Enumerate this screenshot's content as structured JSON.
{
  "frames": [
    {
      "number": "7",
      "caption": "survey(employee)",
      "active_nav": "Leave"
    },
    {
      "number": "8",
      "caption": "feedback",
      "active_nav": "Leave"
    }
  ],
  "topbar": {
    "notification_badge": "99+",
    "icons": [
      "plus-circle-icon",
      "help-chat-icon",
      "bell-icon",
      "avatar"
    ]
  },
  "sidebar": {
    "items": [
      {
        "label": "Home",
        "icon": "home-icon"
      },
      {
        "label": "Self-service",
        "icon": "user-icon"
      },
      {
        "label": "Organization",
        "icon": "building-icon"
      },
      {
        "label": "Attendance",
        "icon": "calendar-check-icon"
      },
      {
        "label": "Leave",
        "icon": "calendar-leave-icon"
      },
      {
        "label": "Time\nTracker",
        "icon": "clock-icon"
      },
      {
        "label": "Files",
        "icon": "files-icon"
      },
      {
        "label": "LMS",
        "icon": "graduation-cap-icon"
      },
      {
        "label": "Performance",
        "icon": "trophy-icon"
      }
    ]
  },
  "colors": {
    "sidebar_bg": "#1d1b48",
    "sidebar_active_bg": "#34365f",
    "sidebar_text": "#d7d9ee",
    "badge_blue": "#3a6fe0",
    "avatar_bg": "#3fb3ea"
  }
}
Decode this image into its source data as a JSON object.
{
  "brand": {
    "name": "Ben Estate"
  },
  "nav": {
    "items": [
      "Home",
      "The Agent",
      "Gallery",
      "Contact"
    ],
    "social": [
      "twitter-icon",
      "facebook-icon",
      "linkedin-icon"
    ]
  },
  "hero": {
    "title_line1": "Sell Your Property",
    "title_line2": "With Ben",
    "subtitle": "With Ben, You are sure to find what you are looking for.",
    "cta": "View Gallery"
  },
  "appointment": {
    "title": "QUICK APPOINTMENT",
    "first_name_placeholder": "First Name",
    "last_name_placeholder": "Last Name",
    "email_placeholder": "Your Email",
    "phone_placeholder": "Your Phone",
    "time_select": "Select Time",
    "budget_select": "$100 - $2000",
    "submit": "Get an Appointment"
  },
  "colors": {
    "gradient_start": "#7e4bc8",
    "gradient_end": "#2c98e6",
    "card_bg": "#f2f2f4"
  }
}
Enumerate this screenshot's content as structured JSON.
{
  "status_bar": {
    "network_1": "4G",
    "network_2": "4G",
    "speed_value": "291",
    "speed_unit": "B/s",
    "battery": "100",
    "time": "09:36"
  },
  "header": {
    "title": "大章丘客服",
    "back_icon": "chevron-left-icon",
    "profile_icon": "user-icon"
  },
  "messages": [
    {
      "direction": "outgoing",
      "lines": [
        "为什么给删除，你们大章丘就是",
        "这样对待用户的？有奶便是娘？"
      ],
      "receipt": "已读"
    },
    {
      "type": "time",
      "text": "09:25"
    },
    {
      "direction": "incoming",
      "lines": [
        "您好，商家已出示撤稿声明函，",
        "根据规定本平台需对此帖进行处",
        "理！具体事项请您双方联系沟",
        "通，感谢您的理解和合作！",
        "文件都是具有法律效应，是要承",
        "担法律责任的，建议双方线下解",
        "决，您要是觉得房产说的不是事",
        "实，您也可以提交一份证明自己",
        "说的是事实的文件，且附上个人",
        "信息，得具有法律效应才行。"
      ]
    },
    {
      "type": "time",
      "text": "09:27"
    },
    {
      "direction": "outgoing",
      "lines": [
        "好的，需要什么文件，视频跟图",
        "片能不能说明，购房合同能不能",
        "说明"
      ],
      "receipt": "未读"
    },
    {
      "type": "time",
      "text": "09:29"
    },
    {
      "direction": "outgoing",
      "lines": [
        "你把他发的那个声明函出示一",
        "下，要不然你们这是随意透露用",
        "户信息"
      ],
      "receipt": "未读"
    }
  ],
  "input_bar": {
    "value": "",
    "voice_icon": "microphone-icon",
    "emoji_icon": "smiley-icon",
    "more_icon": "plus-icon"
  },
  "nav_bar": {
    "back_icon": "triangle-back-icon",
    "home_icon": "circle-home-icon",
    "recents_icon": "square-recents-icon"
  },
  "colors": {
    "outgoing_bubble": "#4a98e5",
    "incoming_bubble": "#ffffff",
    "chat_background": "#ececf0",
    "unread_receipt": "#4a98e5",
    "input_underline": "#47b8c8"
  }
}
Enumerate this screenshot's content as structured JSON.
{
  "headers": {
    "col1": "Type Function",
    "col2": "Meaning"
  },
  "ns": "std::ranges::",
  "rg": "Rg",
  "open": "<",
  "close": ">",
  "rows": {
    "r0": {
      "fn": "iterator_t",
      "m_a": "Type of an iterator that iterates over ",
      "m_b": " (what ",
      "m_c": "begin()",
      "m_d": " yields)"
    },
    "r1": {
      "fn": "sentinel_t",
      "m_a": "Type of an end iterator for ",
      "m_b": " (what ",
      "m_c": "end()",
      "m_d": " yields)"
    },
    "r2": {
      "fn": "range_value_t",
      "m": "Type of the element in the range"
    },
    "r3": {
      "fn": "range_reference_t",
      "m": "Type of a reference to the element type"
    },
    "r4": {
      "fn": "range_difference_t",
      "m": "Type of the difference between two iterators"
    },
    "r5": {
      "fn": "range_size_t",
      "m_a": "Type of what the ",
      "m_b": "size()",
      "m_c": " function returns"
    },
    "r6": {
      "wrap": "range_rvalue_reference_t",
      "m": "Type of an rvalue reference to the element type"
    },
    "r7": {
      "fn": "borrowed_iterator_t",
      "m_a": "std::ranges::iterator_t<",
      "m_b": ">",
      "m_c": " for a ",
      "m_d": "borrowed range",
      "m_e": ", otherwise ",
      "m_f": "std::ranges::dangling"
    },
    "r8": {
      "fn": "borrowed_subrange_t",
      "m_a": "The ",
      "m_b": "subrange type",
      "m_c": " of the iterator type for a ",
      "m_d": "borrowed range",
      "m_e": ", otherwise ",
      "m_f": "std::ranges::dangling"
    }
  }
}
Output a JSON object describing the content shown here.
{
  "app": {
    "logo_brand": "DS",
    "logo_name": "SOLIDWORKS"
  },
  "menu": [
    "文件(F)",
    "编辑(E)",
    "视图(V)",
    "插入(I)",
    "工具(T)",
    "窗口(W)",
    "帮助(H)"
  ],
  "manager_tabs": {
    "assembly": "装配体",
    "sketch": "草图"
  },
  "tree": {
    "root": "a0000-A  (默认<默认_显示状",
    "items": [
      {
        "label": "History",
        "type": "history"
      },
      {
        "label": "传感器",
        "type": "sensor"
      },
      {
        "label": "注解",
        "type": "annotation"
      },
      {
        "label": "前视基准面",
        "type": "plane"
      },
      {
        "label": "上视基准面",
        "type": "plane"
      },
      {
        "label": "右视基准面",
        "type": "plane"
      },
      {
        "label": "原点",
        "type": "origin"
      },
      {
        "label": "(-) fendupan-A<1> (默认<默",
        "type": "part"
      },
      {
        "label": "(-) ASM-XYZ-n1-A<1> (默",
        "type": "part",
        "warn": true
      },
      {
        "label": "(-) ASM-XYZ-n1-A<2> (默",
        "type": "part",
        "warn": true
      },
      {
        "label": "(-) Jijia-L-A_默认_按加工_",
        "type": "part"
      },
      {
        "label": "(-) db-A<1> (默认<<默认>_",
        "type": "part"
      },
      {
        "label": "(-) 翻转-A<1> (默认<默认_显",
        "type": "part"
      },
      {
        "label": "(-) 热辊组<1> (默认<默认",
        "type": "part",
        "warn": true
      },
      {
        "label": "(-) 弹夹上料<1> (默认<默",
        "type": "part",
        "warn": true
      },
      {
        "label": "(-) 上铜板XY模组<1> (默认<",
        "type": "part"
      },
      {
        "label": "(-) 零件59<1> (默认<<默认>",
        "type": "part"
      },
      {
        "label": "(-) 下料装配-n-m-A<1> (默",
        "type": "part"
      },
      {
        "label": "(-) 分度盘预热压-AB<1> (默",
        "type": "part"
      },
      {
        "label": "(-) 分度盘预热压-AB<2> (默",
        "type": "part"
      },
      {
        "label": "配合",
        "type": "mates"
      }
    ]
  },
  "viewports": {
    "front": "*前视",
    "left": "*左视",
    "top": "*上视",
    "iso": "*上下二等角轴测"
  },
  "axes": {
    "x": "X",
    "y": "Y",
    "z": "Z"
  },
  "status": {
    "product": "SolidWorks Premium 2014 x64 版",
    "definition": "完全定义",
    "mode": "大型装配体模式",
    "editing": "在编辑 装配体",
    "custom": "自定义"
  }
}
______________________________
WORK REQUIRED>
Copy out every line that includes the word "With".

CORRECT RESULT>
    "title_line2": "With Ben",
    "subtitle": "With Ben, You are sure to find what you are looking for.",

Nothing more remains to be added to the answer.